- _Instruction_: Copy the data precisely, keeping every character.

-- start --

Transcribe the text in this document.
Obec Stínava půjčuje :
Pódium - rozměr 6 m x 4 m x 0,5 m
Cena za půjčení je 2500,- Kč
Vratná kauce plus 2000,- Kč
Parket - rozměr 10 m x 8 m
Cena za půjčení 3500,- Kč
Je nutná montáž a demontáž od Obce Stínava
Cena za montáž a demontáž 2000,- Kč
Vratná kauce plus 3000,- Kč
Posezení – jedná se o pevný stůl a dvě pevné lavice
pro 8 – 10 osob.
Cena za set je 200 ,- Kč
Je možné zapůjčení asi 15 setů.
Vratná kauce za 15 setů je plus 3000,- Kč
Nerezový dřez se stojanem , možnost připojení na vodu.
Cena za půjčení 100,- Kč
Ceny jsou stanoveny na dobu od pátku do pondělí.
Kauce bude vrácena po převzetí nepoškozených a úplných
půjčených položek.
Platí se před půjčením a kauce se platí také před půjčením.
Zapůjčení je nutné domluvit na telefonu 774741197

-- end --

- _Exercise output_:
Transcribe the text in this document.
Obec Stínava půjčuje :
Pódium - rozměr 6 m x 4 m x 0,5 m
Cena za půjčení je 2500,- Kč
Vratná kauce plus 2000,- Kč
Parket - rozměr 10 m x 8 m
Cena za půjčení 3500,- Kč
Je nutná montáž a demontáž od Obce Stínava
Cena za montáž a demontáž 2000,- Kč
Vratná kauce plus 3000,- Kč
Posezení – jedná se o pevný stůl a dvě pevné lavice
pro 8 – 10 osob.
Cena za set je 200 ,- Kč
Je možné zapůjčení asi 15 setů.
Vratná kauce za 15 setů je plus 3000,- Kč
Nerezový dřez se stojanem , možnost připojení na vodu.
Cena za půjčení 100,- Kč
Ceny jsou stanoveny na dobu od pátku do pondělí.
Kauce bude vrácena po převzetí nepoškozených a úplných
půjčených položek.
Platí se před půjčením a kauce se platí také před půjčením.
Zapůjčení je nutné domluvit na telefonu 774741197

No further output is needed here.